### SET EXERCISE:
Make a verbatim copy of the entries below; pictures stay out.

BEGIN TASK DATA

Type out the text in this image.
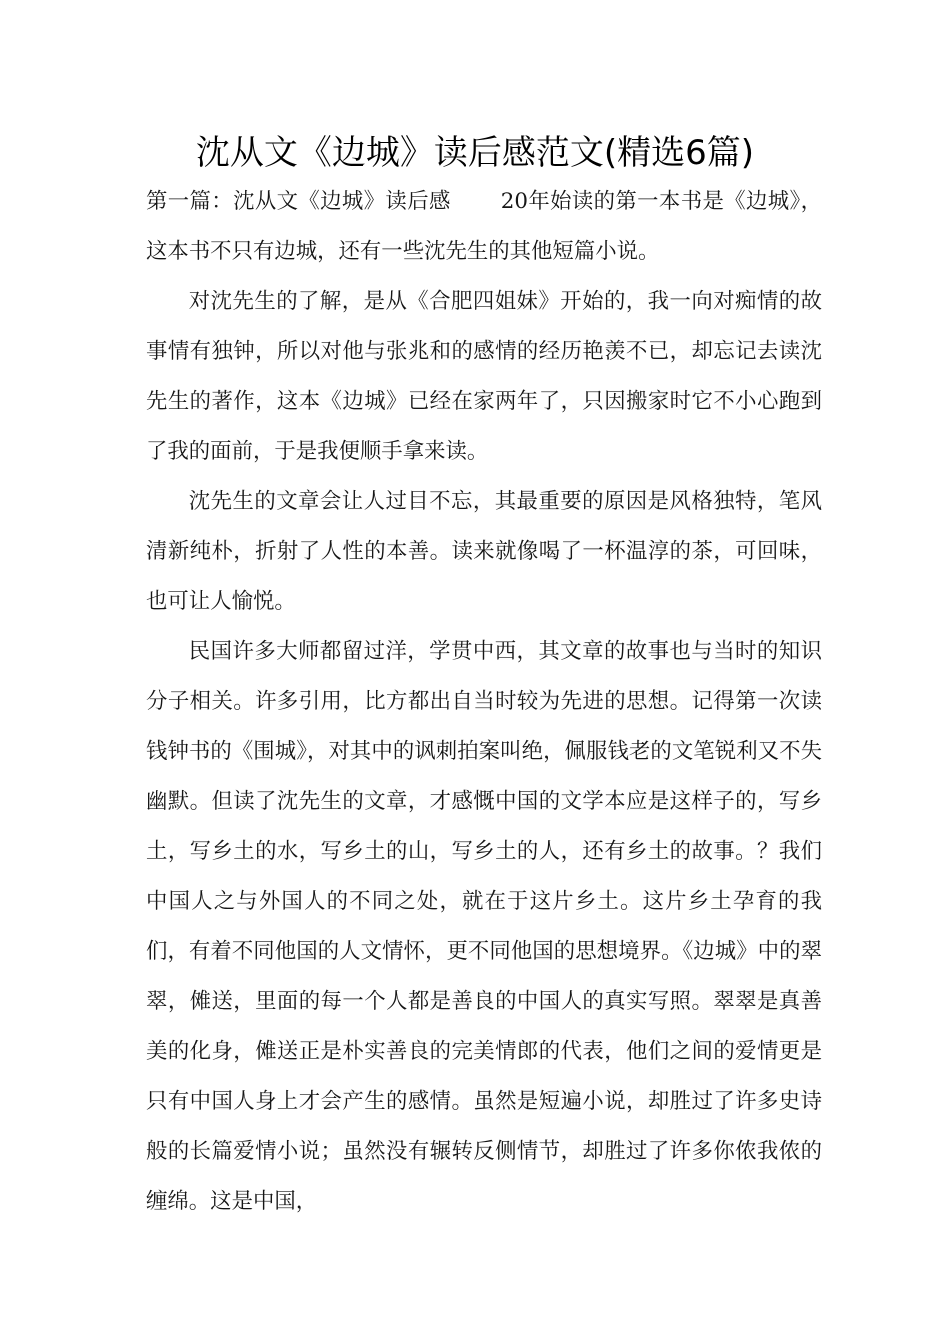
沈从文《边城》读后感范文(精选6篇)

第一篇：沈从文《边城》读后感 20年始读的第一本书是《边城》，这本书不只有边城，还有一些沈先生的其他短篇小说。

对沈先生的了解，是从《合肥四姐妹》开始的，我一向对痴情的故事情有独钟，所以对他与张兆和的感情的经历艳羡不已，却忘记去读沈先生的著作，这本《边城》已经在家两年了，只因搬家时它不小心跑到了我的面前，于是我便顺手拿来读。

沈先生的文章会让人过目不忘，其最重要的原因是风格独特，笔风清新纯朴，折射了人性的本善。读来就像喝了一杯温淳的茶，可回味，也可让人愉悦。

民国许多大师都留过洋，学贯中西，其文章的故事也与当时的知识分子相关。许多引用，比方都出自当时较为先进的思想。记得第一次读钱钟书的《围城》，对其中的讽刺拍案叫绝，佩服钱老的文笔锐利又不失幽默。但读了沈先生的文章，才感慨中国的文学本应是这样子的，写乡土，写乡土的水，写乡土的山，写乡土的人，还有乡土的故事。？我们中国人之与外国人的不同之处，就在于这片乡土。这片乡土孕育的我们，有着不同他国的人文情怀，更不同他国的思想境界。《边城》中的翠翠，傩送，里面的每一个人都是善良的中国人的真实写照。翠翠是真善美的化身，傩送正是朴实善良的完美情郎的代表，他们之间的爱情更是只有中国人身上才会产生的感情。虽然是短遍小说，却胜过了许多史诗般的长篇爱情小说；虽然没有辗转反侧情节，却胜过了许多你侬我侬的缠绵。这是中国，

END TASK DATA

### RESPONSE TO THE TASK:
Type out the text in this image.
沈从文《边城》读后感范文(精选6篇)

第一篇：沈从文《边城》读后感 20年始读的第一本书是《边城》，这本书不只有边城，还有一些沈先生的其他短篇小说。

对沈先生的了解，是从《合肥四姐妹》开始的，我一向对痴情的故事情有独钟，所以对他与张兆和的感情的经历艳羡不已，却忘记去读沈先生的著作，这本《边城》已经在家两年了，只因搬家时它不小心跑到了我的面前，于是我便顺手拿来读。

沈先生的文章会让人过目不忘，其最重要的原因是风格独特，笔风清新纯朴，折射了人性的本善。读来就像喝了一杯温淳的茶，可回味，也可让人愉悦。

民国许多大师都留过洋，学贯中西，其文章的故事也与当时的知识分子相关。许多引用，比方都出自当时较为先进的思想。记得第一次读钱钟书的《围城》，对其中的讽刺拍案叫绝，佩服钱老的文笔锐利又不失幽默。但读了沈先生的文章，才感慨中国的文学本应是这样子的，写乡土，写乡土的水，写乡土的山，写乡土的人，还有乡土的故事。？我们中国人之与外国人的不同之处，就在于这片乡土。这片乡土孕育的我们，有着不同他国的人文情怀，更不同他国的思想境界。《边城》中的翠翠，傩送，里面的每一个人都是善良的中国人的真实写照。翠翠是真善美的化身，傩送正是朴实善良的完美情郎的代表，他们之间的爱情更是只有中国人身上才会产生的感情。虽然是短遍小说，却胜过了许多史诗般的长篇爱情小说；虽然没有辗转反侧情节，却胜过了许多你侬我侬的缠绵。这是中国，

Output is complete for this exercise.